_AIM OF THE EXERCISE_.
Send back the records in full, character for character.
┄┄┄┄┄┄┄┄┄┄┄┄┄┄┄┄┄┄┄┄
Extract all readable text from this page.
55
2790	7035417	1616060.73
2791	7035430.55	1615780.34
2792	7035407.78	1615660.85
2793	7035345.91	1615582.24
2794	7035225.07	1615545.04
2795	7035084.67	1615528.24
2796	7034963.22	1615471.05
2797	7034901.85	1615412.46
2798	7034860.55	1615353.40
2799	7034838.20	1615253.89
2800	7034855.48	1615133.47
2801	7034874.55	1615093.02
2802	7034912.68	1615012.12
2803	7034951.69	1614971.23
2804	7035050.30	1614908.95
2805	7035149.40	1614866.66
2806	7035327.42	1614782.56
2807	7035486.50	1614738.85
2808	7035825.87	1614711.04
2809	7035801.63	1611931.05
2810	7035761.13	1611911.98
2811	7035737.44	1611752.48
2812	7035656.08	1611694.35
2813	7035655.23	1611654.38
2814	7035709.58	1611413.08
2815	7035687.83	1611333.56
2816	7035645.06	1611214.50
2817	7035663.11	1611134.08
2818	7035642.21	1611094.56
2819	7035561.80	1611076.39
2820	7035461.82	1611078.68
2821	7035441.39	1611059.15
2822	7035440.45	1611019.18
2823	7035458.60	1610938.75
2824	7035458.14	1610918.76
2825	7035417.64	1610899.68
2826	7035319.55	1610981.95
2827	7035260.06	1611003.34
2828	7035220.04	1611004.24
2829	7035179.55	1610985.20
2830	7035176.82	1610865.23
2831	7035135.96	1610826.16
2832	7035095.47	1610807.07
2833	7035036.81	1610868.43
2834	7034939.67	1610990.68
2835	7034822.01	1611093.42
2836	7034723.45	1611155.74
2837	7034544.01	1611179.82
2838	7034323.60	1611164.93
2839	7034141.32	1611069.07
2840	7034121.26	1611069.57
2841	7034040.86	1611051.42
┄┄┄┄┄┄┄┄┄┄┄┄┄┄┄┄┄┄┄┄
_SOLUTION TO THE PROBLEM_.
Extract all readable text from this page.
55
2790	7035417	1616060.73
2791	7035430.55	1615780.34
2792	7035407.78	1615660.85
2793	7035345.91	1615582.24
2794	7035225.07	1615545.04
2795	7035084.67	1615528.24
2796	7034963.22	1615471.05
2797	7034901.85	1615412.46
2798	7034860.55	1615353.40
2799	7034838.20	1615253.89
2800	7034855.48	1615133.47
2801	7034874.55	1615093.02
2802	7034912.68	1615012.12
2803	7034951.69	1614971.23
2804	7035050.30	1614908.95
2805	7035149.40	1614866.66
2806	7035327.42	1614782.56
2807	7035486.50	1614738.85
2808	7035825.87	1614711.04
2809	7035801.63	1611931.05
2810	7035761.13	1611911.98
2811	7035737.44	1611752.48
2812	7035656.08	1611694.35
2813	7035655.23	1611654.38
2814	7035709.58	1611413.08
2815	7035687.83	1611333.56
2816	7035645.06	1611214.50
2817	7035663.11	1611134.08
2818	7035642.21	1611094.56
2819	7035561.80	1611076.39
2820	7035461.82	1611078.68
2821	7035441.39	1611059.15
2822	7035440.45	1611019.18
2823	7035458.60	1610938.75
2824	7035458.14	1610918.76
2825	7035417.64	1610899.68
2826	7035319.55	1610981.95
2827	7035260.06	1611003.34
2828	7035220.04	1611004.24
2829	7035179.55	1610985.20
2830	7035176.82	1610865.23
2831	7035135.96	1610826.16
2832	7035095.47	1610807.07
2833	7035036.81	1610868.43
2834	7034939.67	1610990.68
2835	7034822.01	1611093.42
2836	7034723.45	1611155.74
2837	7034544.01	1611179.82
2838	7034323.60	1611164.93
2839	7034141.32	1611069.07
2840	7034121.26	1611069.57
2841	7034040.86	1611051.42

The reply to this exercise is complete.